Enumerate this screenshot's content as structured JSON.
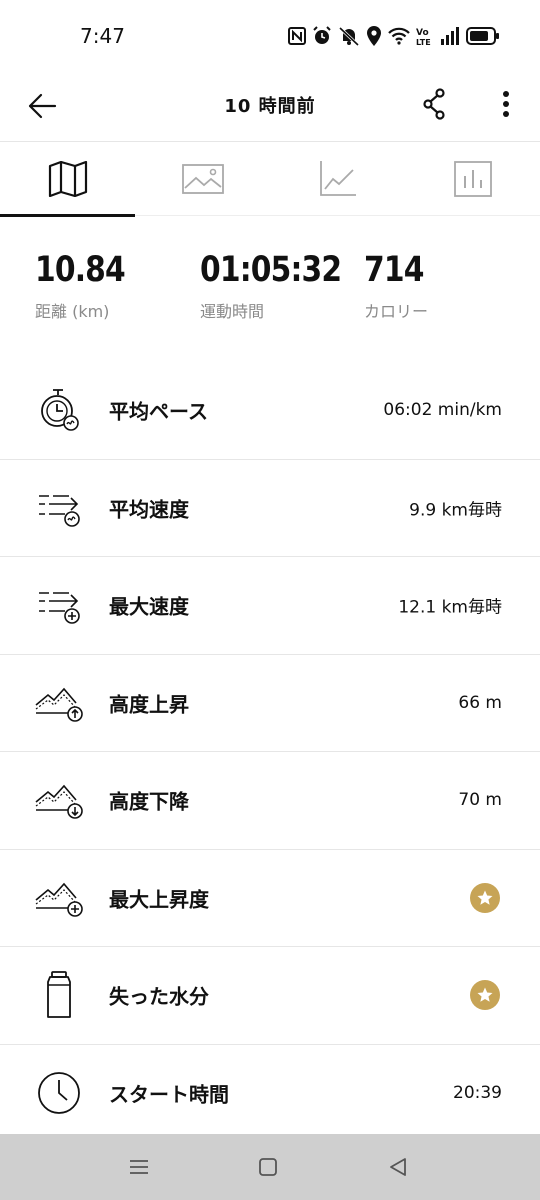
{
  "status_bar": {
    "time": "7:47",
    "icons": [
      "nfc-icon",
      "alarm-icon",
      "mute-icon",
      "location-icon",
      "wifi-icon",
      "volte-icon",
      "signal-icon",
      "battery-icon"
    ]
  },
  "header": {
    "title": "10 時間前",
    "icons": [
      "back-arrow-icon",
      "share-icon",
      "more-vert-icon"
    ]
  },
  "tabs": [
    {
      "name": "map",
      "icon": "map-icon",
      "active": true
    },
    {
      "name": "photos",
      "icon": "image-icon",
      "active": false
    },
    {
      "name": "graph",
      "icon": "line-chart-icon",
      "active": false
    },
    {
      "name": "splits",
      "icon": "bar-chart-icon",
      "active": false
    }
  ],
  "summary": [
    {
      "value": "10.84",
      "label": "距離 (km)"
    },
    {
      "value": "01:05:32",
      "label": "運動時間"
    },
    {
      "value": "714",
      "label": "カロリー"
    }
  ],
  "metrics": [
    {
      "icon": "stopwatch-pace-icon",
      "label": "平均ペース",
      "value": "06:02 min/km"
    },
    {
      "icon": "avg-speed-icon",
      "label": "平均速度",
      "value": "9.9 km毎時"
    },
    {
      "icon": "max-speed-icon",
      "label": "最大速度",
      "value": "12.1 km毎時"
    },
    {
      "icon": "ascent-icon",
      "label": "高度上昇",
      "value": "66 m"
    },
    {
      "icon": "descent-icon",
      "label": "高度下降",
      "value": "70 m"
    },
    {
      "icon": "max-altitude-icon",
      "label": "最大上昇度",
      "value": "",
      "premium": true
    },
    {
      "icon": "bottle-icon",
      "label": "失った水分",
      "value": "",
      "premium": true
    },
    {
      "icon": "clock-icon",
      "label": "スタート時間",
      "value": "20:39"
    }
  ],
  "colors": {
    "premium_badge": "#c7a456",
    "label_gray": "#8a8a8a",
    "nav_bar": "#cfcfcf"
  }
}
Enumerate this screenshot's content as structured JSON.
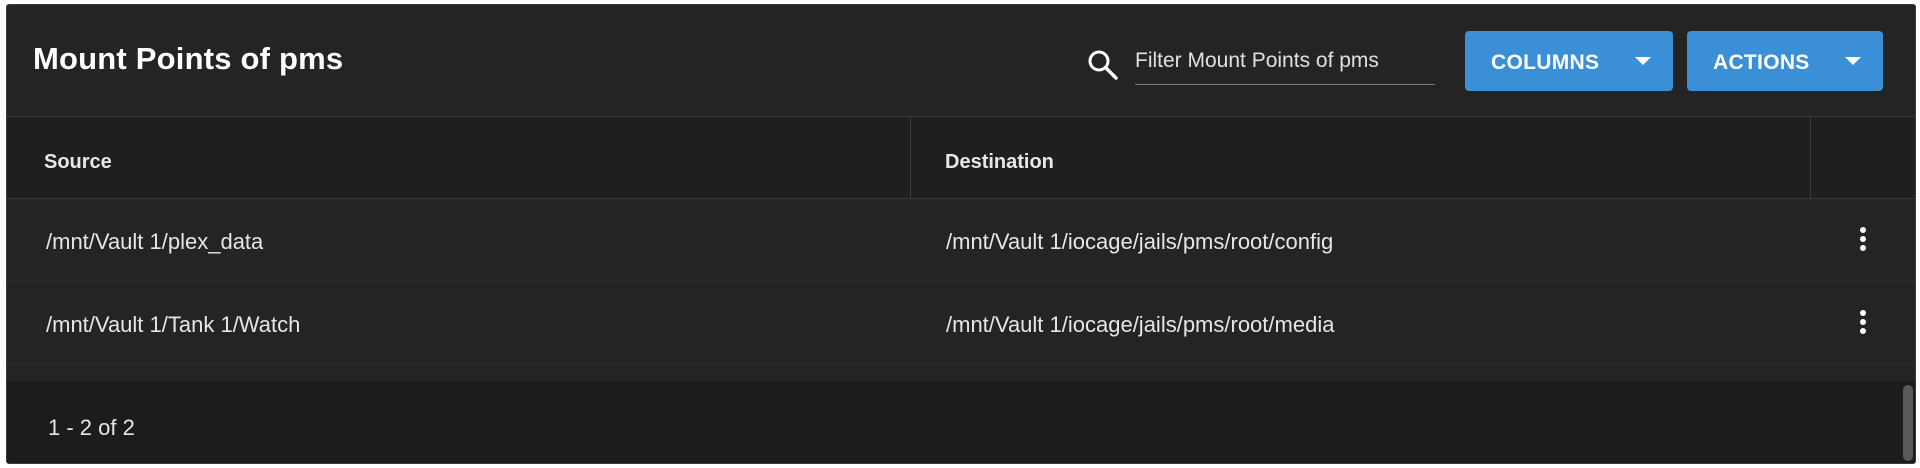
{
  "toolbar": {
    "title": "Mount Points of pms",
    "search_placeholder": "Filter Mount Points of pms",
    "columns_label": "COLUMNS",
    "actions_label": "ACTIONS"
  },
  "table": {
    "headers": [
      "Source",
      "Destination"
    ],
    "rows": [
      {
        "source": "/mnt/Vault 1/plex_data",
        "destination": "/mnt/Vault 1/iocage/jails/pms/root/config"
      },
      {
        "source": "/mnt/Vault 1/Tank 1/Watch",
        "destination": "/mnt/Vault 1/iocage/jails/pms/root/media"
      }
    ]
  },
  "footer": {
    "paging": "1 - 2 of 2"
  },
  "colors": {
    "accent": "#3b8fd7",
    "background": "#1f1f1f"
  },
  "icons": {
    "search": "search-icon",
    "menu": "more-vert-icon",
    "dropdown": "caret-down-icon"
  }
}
...
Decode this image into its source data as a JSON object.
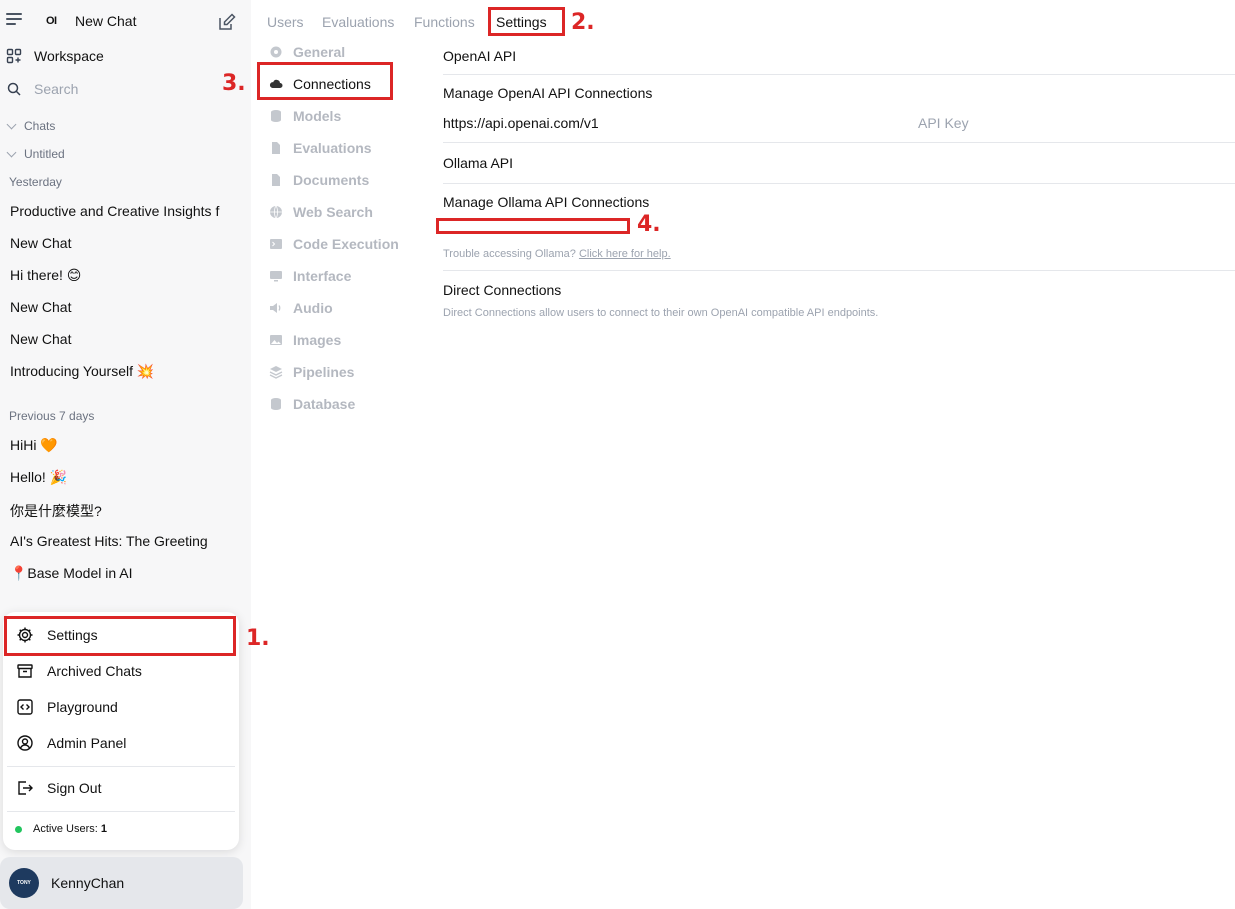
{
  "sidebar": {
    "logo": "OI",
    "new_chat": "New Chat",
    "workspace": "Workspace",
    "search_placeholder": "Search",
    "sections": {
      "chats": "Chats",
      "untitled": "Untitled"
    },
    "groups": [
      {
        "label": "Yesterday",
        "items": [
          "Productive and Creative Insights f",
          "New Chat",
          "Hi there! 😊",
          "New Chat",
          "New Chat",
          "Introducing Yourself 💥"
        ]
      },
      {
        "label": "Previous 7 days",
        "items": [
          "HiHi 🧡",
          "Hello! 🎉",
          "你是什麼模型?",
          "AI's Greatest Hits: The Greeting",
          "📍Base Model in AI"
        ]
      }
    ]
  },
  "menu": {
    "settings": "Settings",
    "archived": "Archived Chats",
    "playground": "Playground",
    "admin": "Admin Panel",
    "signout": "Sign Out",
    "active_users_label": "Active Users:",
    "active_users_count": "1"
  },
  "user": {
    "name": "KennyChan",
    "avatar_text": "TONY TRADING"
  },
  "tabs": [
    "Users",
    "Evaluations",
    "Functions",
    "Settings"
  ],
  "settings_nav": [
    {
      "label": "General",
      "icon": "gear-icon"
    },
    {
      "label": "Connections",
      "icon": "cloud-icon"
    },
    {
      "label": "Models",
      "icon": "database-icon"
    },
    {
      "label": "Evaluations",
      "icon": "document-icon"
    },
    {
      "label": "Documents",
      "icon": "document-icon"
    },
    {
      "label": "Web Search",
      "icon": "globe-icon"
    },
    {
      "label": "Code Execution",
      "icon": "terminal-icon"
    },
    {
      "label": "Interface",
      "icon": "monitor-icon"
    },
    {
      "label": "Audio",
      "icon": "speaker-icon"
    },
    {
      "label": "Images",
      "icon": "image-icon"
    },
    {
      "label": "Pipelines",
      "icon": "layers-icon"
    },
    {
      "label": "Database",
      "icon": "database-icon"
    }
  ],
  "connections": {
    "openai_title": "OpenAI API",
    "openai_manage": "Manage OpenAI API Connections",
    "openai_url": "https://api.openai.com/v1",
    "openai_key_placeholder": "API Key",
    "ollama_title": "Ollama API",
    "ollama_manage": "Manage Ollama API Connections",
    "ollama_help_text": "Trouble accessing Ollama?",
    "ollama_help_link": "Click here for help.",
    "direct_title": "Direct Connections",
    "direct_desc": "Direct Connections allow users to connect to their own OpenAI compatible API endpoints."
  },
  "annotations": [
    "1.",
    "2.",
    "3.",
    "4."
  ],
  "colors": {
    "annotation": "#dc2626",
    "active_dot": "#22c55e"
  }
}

Aim: Search the entries for "jails" and copy out each line that has it.

The output:
        "destination": "/mnt/Vault 1/iocage/jails/pms/root/config"
        "destination": "/mnt/Vault 1/iocage/jails/pms/root/media"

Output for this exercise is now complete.